◆ **Records**:
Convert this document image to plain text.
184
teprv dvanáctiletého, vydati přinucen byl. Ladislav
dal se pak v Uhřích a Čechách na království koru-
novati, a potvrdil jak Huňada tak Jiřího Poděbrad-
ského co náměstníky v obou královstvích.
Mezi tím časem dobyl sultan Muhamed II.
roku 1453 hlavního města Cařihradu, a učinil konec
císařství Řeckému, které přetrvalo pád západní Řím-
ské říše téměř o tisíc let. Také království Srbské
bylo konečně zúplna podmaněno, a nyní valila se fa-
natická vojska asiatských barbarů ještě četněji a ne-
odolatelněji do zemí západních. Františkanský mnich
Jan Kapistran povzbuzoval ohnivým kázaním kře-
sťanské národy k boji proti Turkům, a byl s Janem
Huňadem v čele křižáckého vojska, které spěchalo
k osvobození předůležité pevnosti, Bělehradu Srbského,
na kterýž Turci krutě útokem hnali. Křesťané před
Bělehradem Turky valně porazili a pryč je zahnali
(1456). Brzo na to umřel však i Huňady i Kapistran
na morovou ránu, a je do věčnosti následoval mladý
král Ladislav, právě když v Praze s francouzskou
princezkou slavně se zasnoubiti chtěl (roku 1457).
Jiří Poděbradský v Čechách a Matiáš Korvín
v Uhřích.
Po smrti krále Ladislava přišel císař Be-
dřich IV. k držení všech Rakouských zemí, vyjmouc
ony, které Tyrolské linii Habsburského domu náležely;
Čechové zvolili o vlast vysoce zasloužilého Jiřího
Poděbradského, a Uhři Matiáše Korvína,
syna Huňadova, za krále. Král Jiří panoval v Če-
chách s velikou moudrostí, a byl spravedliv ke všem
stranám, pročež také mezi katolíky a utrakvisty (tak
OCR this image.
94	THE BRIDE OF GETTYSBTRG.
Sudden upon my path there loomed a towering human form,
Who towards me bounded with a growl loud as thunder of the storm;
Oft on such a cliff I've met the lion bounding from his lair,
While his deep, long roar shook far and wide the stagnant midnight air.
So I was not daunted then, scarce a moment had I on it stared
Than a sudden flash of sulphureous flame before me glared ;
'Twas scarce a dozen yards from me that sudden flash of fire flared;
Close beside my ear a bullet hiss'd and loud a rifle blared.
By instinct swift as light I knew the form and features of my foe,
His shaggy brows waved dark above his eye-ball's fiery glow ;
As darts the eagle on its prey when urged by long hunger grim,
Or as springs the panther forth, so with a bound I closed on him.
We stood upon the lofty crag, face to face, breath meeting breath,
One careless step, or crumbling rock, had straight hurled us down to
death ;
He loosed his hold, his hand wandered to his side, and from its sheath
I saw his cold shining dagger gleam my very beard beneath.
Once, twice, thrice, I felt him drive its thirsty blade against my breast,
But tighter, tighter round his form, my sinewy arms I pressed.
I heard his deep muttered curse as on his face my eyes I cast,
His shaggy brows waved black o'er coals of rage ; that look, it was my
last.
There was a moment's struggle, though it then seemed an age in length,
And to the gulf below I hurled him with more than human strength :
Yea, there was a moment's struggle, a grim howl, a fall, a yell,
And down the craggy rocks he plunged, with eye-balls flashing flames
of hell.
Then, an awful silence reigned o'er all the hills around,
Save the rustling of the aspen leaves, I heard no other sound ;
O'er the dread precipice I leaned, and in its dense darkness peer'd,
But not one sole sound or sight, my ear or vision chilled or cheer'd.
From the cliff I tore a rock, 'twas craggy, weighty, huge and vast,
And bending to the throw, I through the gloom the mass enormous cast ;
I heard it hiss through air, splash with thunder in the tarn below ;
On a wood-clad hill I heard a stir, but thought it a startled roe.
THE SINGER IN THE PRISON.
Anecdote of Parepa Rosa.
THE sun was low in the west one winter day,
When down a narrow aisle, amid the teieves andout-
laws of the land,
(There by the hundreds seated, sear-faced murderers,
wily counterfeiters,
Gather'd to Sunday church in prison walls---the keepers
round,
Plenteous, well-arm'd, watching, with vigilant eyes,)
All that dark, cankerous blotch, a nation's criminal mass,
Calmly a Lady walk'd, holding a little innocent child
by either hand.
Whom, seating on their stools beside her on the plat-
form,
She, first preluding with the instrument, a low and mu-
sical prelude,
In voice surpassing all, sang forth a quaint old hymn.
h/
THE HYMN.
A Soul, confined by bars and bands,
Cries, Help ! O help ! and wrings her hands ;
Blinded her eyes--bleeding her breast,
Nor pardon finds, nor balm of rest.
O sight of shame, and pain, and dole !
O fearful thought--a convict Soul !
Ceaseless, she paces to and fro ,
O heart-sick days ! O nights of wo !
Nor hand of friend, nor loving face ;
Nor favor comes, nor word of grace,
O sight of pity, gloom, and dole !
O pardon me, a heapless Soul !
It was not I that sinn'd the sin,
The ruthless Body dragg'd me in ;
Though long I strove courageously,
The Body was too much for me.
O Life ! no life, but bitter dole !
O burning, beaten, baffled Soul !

◆ **Directions**: Identify the lines of the entries containing the string "sound". Copy each such line.

◆ **Output**:
Save the rustling of the aspen leaves, I heard no other sound ;
But not one sole sound or sight, my ear or vision chilled or cheer'd.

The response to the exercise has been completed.